START Reading passage
On Mon, Sep 15, 2008 at 10:32 AM, Kyle M. <

On Mon, Sep 15, 2008 at 3:32 PM, Kyle M.
[email protected] wrote:

I don’t know, exactly. It seems the general consensus is that it is
more performant. I’m not skilled enough, so that’s what I have to go
off of. If you think otherwise, I’d gladly hear it.

I don’t want to port to Merb when I don’t have to.

Not just you don’t have to, it’d be retarded if you do. Don’t waste
your time. There are many better things you can do, especially if
you’re new, you can learn shitloads more about Rails.


Posted via http://www.ruby-forum.com/.


Cheers!

Cool. What are the performance benefits exactly?

RSL

On Mon, Sep 15, 2008 at 9:49 AM, Kyle M. <

Uh, yeah if “performance” is your only reason, then I’d highly
recommend you don’t bother. :slight_smile:

–Jeremy

On Mon, Sep 15, 2008 at 9:32 AM, Kyle M.
[email protected] wrote:

I don’t want to port to Merb when I don’t have to.

Posted via http://www.ruby-forum.com/.


http://jeremymcanally.com/
http://entp.com/
http://omgbloglol.com

My books:
http://manning.com/mcanally/
http://humblelittlerubybook.com/ (FREE!)
END Reading passage
START Supplied records
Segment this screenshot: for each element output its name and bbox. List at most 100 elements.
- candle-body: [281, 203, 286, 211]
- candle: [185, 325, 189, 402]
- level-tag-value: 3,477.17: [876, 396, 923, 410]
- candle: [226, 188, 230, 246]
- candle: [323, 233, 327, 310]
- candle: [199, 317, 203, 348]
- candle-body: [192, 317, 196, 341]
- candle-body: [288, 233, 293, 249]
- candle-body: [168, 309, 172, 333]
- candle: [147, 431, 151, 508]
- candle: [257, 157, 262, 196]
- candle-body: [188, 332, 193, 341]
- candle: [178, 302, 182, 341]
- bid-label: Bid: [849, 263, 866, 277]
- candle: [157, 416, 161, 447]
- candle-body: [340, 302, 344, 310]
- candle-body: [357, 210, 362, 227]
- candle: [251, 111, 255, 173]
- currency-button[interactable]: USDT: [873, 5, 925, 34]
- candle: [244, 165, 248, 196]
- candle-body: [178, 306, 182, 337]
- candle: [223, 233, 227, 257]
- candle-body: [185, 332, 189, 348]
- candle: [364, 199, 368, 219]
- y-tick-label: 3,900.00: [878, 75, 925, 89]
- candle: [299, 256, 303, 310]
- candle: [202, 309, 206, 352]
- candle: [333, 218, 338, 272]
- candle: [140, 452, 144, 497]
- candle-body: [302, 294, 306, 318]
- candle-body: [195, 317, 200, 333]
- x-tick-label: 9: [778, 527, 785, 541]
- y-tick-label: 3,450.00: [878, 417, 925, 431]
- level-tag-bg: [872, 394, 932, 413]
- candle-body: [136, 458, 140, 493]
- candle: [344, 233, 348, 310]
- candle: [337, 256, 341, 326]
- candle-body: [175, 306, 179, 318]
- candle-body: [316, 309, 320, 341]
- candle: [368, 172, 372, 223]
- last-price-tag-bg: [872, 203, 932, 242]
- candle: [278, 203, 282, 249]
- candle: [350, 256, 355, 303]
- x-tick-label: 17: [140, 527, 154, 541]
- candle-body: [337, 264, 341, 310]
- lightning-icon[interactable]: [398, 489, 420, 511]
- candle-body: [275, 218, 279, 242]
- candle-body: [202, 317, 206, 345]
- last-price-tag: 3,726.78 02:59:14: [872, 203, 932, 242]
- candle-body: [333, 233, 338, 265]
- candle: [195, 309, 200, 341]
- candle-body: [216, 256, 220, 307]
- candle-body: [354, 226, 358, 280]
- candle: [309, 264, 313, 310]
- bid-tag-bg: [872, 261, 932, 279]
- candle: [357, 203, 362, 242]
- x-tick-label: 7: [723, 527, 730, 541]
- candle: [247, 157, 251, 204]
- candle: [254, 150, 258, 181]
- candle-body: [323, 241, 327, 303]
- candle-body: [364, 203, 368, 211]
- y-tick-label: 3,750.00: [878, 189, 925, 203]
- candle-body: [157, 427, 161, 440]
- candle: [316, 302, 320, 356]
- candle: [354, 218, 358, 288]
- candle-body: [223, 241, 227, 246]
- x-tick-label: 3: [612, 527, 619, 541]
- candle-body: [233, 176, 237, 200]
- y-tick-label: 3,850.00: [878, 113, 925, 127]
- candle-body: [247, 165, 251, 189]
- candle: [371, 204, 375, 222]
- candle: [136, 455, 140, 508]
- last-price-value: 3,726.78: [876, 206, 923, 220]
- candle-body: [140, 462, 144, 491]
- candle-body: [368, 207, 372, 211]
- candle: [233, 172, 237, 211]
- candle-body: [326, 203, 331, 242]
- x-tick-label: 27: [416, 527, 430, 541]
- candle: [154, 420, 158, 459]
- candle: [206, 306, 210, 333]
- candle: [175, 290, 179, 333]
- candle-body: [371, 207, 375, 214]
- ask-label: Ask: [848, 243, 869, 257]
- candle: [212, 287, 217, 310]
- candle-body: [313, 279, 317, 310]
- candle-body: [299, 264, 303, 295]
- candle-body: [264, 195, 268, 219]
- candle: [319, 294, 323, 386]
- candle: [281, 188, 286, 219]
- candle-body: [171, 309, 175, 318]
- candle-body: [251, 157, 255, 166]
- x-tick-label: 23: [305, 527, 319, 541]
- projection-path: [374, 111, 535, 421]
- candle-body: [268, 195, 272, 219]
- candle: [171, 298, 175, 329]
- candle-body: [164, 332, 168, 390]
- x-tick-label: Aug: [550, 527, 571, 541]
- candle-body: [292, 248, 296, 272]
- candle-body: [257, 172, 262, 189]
END Supplied records
Problem set ▸
**1)** List every distinct web address that appears in the email thread.
**2)** Change everything from "Cool. What are" down to "9:32 AM, Kyle M." in the email thread so that "Cool" reads "Nice".
The records stand apart from the email thread.

Your responses ▸
**1)**
http://www.ruby-forum.com/
http://jeremymcanally.com/
http://entp.com/
http://omgbloglol.com
http://manning.com/mcanally/
http://humblelittlerubybook.com/

**2)**
Nice. What are the performance benefits exactly?

RSL

On Mon, Sep 15, 2008 at 9:49 AM, Kyle M. <

Uh, yeah if “performance” is your only reason, then I’d highly
recommend you don’t bother. :slight_smile:

–Jeremy

On Mon, Sep 15, 2008 at 9:32 AM, Kyle M.